▶ Objective:
Images are not part of the copy; write out the rest of the data exactly as given.
☆ ☆ ☆ ☆ ☆ ☆ ☆
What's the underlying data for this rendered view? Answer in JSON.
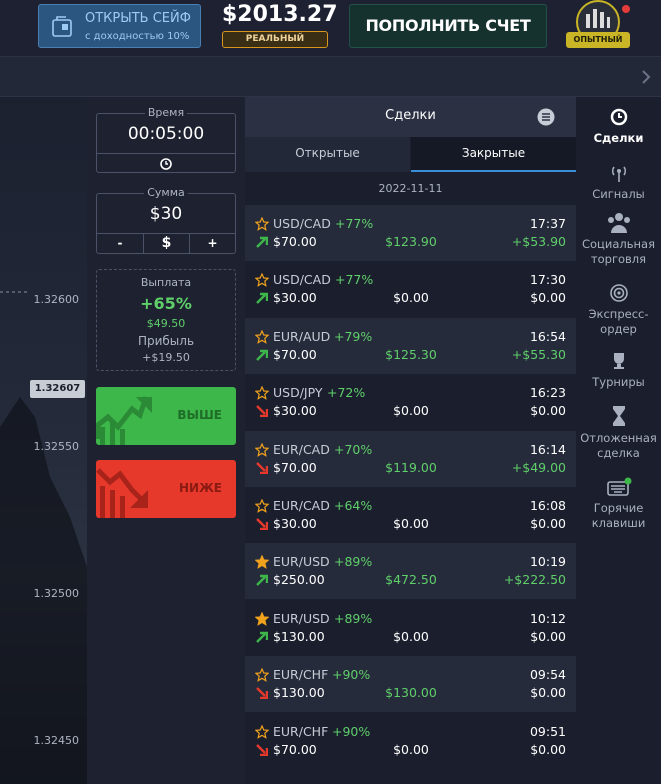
{
  "header": {
    "safe_button": {
      "title": "ОТКРЫТЬ СЕЙФ",
      "subtitle": "с доходностью 10%"
    },
    "balance": "$2013.27",
    "account_type": "РЕАЛЬНЫЙ",
    "deposit_button": "ПОПОЛНИТЬ СЧЕТ",
    "level_badge": "ОПЫТНЫЙ"
  },
  "chart": {
    "price_tag": "1.32607",
    "price_labels": [
      "1.32600",
      "1.32550",
      "1.32500",
      "1.32450"
    ]
  },
  "trade_panel": {
    "time_label": "Время",
    "time": "00:05:00",
    "amount_label": "Сумма",
    "amount": "$30",
    "minus": "-",
    "currency": "$",
    "plus": "+",
    "payout_label": "Выплата",
    "payout_percent": "+65%",
    "payout_amount": "$49.50",
    "profit_label": "Прибыль",
    "profit": "+$19.50",
    "up_button": "ВЫШЕ",
    "down_button": "НИЖЕ"
  },
  "deals": {
    "title": "Сделки",
    "tabs": [
      "Открытые",
      "Закрытые"
    ],
    "date": "2022-11-11",
    "trades": [
      {
        "pair": "USD/CAD",
        "percent": "+77%",
        "starred": false,
        "direction": "up",
        "stake": "$70.00",
        "payout": "$123.90",
        "time": "17:37",
        "profit": "+$53.90"
      },
      {
        "pair": "USD/CAD",
        "percent": "+77%",
        "starred": false,
        "direction": "up",
        "stake": "$30.00",
        "payout": "$0.00",
        "time": "17:30",
        "profit": "$0.00"
      },
      {
        "pair": "EUR/AUD",
        "percent": "+79%",
        "starred": false,
        "direction": "up",
        "stake": "$70.00",
        "payout": "$125.30",
        "time": "16:54",
        "profit": "+$55.30"
      },
      {
        "pair": "USD/JPY",
        "percent": "+72%",
        "starred": false,
        "direction": "down",
        "stake": "$30.00",
        "payout": "$0.00",
        "time": "16:23",
        "profit": "$0.00"
      },
      {
        "pair": "EUR/CAD",
        "percent": "+70%",
        "starred": false,
        "direction": "down",
        "stake": "$70.00",
        "payout": "$119.00",
        "time": "16:14",
        "profit": "+$49.00"
      },
      {
        "pair": "EUR/CAD",
        "percent": "+64%",
        "starred": false,
        "direction": "down",
        "stake": "$30.00",
        "payout": "$0.00",
        "time": "16:08",
        "profit": "$0.00"
      },
      {
        "pair": "EUR/USD",
        "percent": "+89%",
        "starred": true,
        "direction": "up",
        "stake": "$250.00",
        "payout": "$472.50",
        "time": "10:19",
        "profit": "+$222.50"
      },
      {
        "pair": "EUR/USD",
        "percent": "+89%",
        "starred": true,
        "direction": "up",
        "stake": "$130.00",
        "payout": "$0.00",
        "time": "10:12",
        "profit": "$0.00"
      },
      {
        "pair": "EUR/CHF",
        "percent": "+90%",
        "starred": false,
        "direction": "down",
        "stake": "$130.00",
        "payout": "$130.00",
        "time": "09:54",
        "profit": "$0.00"
      },
      {
        "pair": "EUR/CHF",
        "percent": "+90%",
        "starred": false,
        "direction": "down",
        "stake": "$70.00",
        "payout": "$0.00",
        "time": "09:51",
        "profit": "$0.00"
      }
    ]
  },
  "sidebar": [
    "Сделки",
    "Сигналы",
    "Социальная торговля",
    "Экспресс-ордер",
    "Турниры",
    "Отложенная сделка",
    "Горячие клавиши"
  ]
}
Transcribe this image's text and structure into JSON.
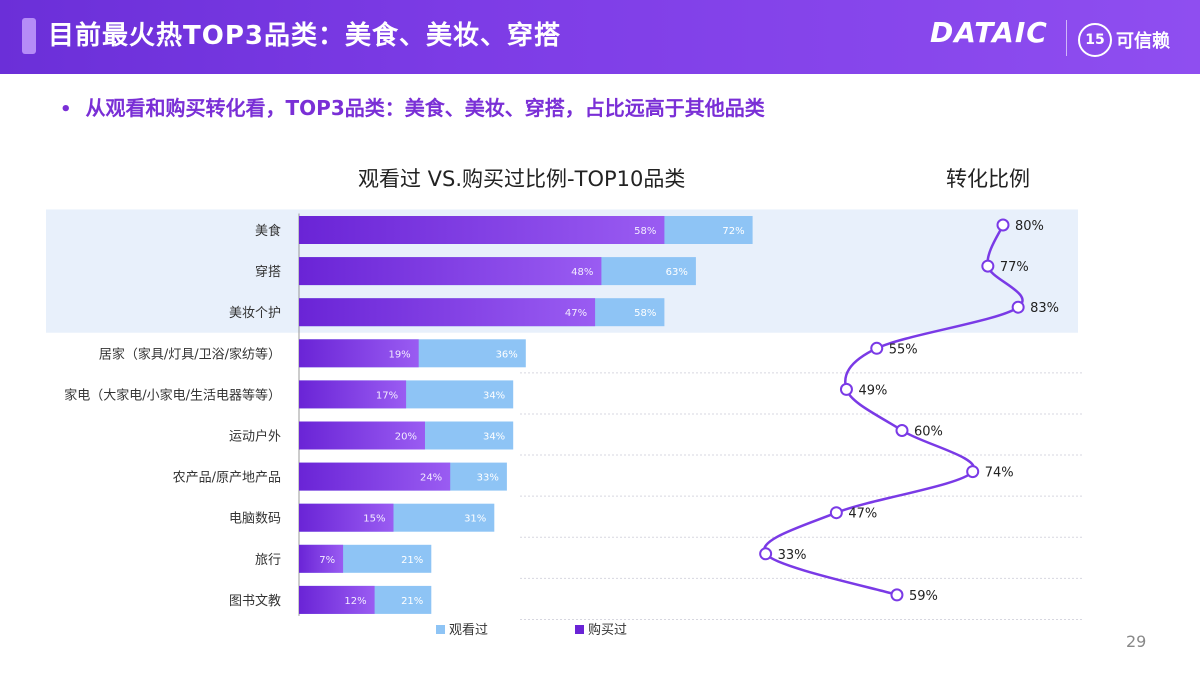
{
  "header": {
    "title": "目前最火热TOP3品类：美食、美妆、穿搭",
    "logo_text": "DATAIC",
    "partner_num": "15",
    "partner_name": "可信赖"
  },
  "subtitle": "从观看和购买转化看，TOP3品类：美食、美妆、穿搭，占比远高于其他品类",
  "page_number": "29",
  "colors": {
    "header": "#7434e0",
    "bought": "#7430e0",
    "viewed": "#8ec4f5",
    "line": "#7a3ae6",
    "highlight": "#e8f0fb"
  },
  "chart_data": [
    {
      "type": "bar",
      "title": "观看过 VS.购买过比例-TOP10品类",
      "orientation": "horizontal",
      "categories": [
        "美食",
        "穿搭",
        "美妆个护",
        "居家（家具/灯具/卫浴/家纺等）",
        "家电（大家电/小家电/生活电器等等）",
        "运动户外",
        "农产品/原产地产品",
        "电脑数码",
        "旅行",
        "图书文教"
      ],
      "series": [
        {
          "name": "购买过",
          "values": [
            58,
            48,
            47,
            19,
            17,
            20,
            24,
            15,
            7,
            12
          ],
          "labels": [
            "58%",
            "48%",
            "47%",
            "19%",
            "17%",
            "20%",
            "24%",
            "15%",
            "7%",
            "12%"
          ]
        },
        {
          "name": "观看过",
          "values": [
            72,
            63,
            58,
            36,
            34,
            34,
            33,
            31,
            21,
            21
          ],
          "labels": [
            "72%",
            "63%",
            "58%",
            "36%",
            "34%",
            "34%",
            "33%",
            "31%",
            "21%",
            "21%"
          ]
        }
      ],
      "legend": [
        "观看过",
        "购买过"
      ],
      "legend_position": "bottom",
      "highlighted_categories": 3
    },
    {
      "type": "line",
      "title": "转化比例",
      "orientation": "vertical",
      "values": [
        80,
        77,
        83,
        55,
        49,
        60,
        74,
        47,
        33,
        59
      ],
      "labels": [
        "80%",
        "77%",
        "83%",
        "55%",
        "49%",
        "60%",
        "74%",
        "47%",
        "33%",
        "59%"
      ]
    }
  ]
}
☆ ☆ ☆ ☆ ☆ ☆ ☆
▶ Written answer:
What's the underlying data for this rendered view? Answer in JSON.
{
  "header": {
    "safe_button": {
      "title": "ОТКРЫТЬ СЕЙФ",
      "subtitle": "с доходностью 10%"
    },
    "balance": "$2013.27",
    "account_type": "РЕАЛЬНЫЙ",
    "deposit_button": "ПОПОЛНИТЬ СЧЕТ",
    "level_badge": "ОПЫТНЫЙ"
  },
  "chart": {
    "price_tag": "1.32607",
    "price_labels": [
      "1.32600",
      "1.32550",
      "1.32500",
      "1.32450"
    ]
  },
  "trade_panel": {
    "time_label": "Время",
    "time": "00:05:00",
    "amount_label": "Сумма",
    "amount": "$30",
    "minus": "-",
    "currency": "$",
    "plus": "+",
    "payout_label": "Выплата",
    "payout_percent": "+65%",
    "payout_amount": "$49.50",
    "profit_label": "Прибыль",
    "profit": "+$19.50",
    "up_button": "ВЫШЕ",
    "down_button": "НИЖЕ"
  },
  "deals": {
    "title": "Сделки",
    "tabs": [
      "Открытые",
      "Закрытые"
    ],
    "date": "2022-11-11",
    "trades": [
      {
        "pair": "USD/CAD",
        "percent": "+77%",
        "starred": false,
        "direction": "up",
        "stake": "$70.00",
        "payout": "$123.90",
        "time": "17:37",
        "profit": "+$53.90"
      },
      {
        "pair": "USD/CAD",
        "percent": "+77%",
        "starred": false,
        "direction": "up",
        "stake": "$30.00",
        "payout": "$0.00",
        "time": "17:30",
        "profit": "$0.00"
      },
      {
        "pair": "EUR/AUD",
        "percent": "+79%",
        "starred": false,
        "direction": "up",
        "stake": "$70.00",
        "payout": "$125.30",
        "time": "16:54",
        "profit": "+$55.30"
      },
      {
        "pair": "USD/JPY",
        "percent": "+72%",
        "starred": false,
        "direction": "down",
        "stake": "$30.00",
        "payout": "$0.00",
        "time": "16:23",
        "profit": "$0.00"
      },
      {
        "pair": "EUR/CAD",
        "percent": "+70%",
        "starred": false,
        "direction": "down",
        "stake": "$70.00",
        "payout": "$119.00",
        "time": "16:14",
        "profit": "+$49.00"
      },
      {
        "pair": "EUR/CAD",
        "percent": "+64%",
        "starred": false,
        "direction": "down",
        "stake": "$30.00",
        "payout": "$0.00",
        "time": "16:08",
        "profit": "$0.00"
      },
      {
        "pair": "EUR/USD",
        "percent": "+89%",
        "starred": true,
        "direction": "up",
        "stake": "$250.00",
        "payout": "$472.50",
        "time": "10:19",
        "profit": "+$222.50"
      },
      {
        "pair": "EUR/USD",
        "percent": "+89%",
        "starred": true,
        "direction": "up",
        "stake": "$130.00",
        "payout": "$0.00",
        "time": "10:12",
        "profit": "$0.00"
      },
      {
        "pair": "EUR/CHF",
        "percent": "+90%",
        "starred": false,
        "direction": "down",
        "stake": "$130.00",
        "payout": "$130.00",
        "time": "09:54",
        "profit": "$0.00"
      },
      {
        "pair": "EUR/CHF",
        "percent": "+90%",
        "starred": false,
        "direction": "down",
        "stake": "$70.00",
        "payout": "$0.00",
        "time": "09:51",
        "profit": "$0.00"
      }
    ]
  },
  "sidebar": [
    "Сделки",
    "Сигналы",
    "Социальная торговля",
    "Экспресс-ордер",
    "Турниры",
    "Отложенная сделка",
    "Горячие клавиши"
  ]
}
Transcribe this image's text and structure into JSON.
{
  "header": {
    "title": "目前最火热TOP3品类：美食、美妆、穿搭",
    "logo_text": "DATAIC",
    "partner_num": "15",
    "partner_name": "可信赖"
  },
  "subtitle": "从观看和购买转化看，TOP3品类：美食、美妆、穿搭，占比远高于其他品类",
  "page_number": "29",
  "colors": {
    "header": "#7434e0",
    "bought": "#7430e0",
    "viewed": "#8ec4f5",
    "line": "#7a3ae6",
    "highlight": "#e8f0fb"
  },
  "chart_data": [
    {
      "type": "bar",
      "title": "观看过 VS.购买过比例-TOP10品类",
      "orientation": "horizontal",
      "categories": [
        "美食",
        "穿搭",
        "美妆个护",
        "居家（家具/灯具/卫浴/家纺等）",
        "家电（大家电/小家电/生活电器等等）",
        "运动户外",
        "农产品/原产地产品",
        "电脑数码",
        "旅行",
        "图书文教"
      ],
      "series": [
        {
          "name": "购买过",
          "values": [
            58,
            48,
            47,
            19,
            17,
            20,
            24,
            15,
            7,
            12
          ],
          "labels": [
            "58%",
            "48%",
            "47%",
            "19%",
            "17%",
            "20%",
            "24%",
            "15%",
            "7%",
            "12%"
          ]
        },
        {
          "name": "观看过",
          "values": [
            72,
            63,
            58,
            36,
            34,
            34,
            33,
            31,
            21,
            21
          ],
          "labels": [
            "72%",
            "63%",
            "58%",
            "36%",
            "34%",
            "34%",
            "33%",
            "31%",
            "21%",
            "21%"
          ]
        }
      ],
      "legend": [
        "观看过",
        "购买过"
      ],
      "legend_position": "bottom",
      "highlighted_categories": 3
    },
    {
      "type": "line",
      "title": "转化比例",
      "orientation": "vertical",
      "values": [
        80,
        77,
        83,
        55,
        49,
        60,
        74,
        47,
        33,
        59
      ],
      "labels": [
        "80%",
        "77%",
        "83%",
        "55%",
        "49%",
        "60%",
        "74%",
        "47%",
        "33%",
        "59%"
      ]
    }
  ]
}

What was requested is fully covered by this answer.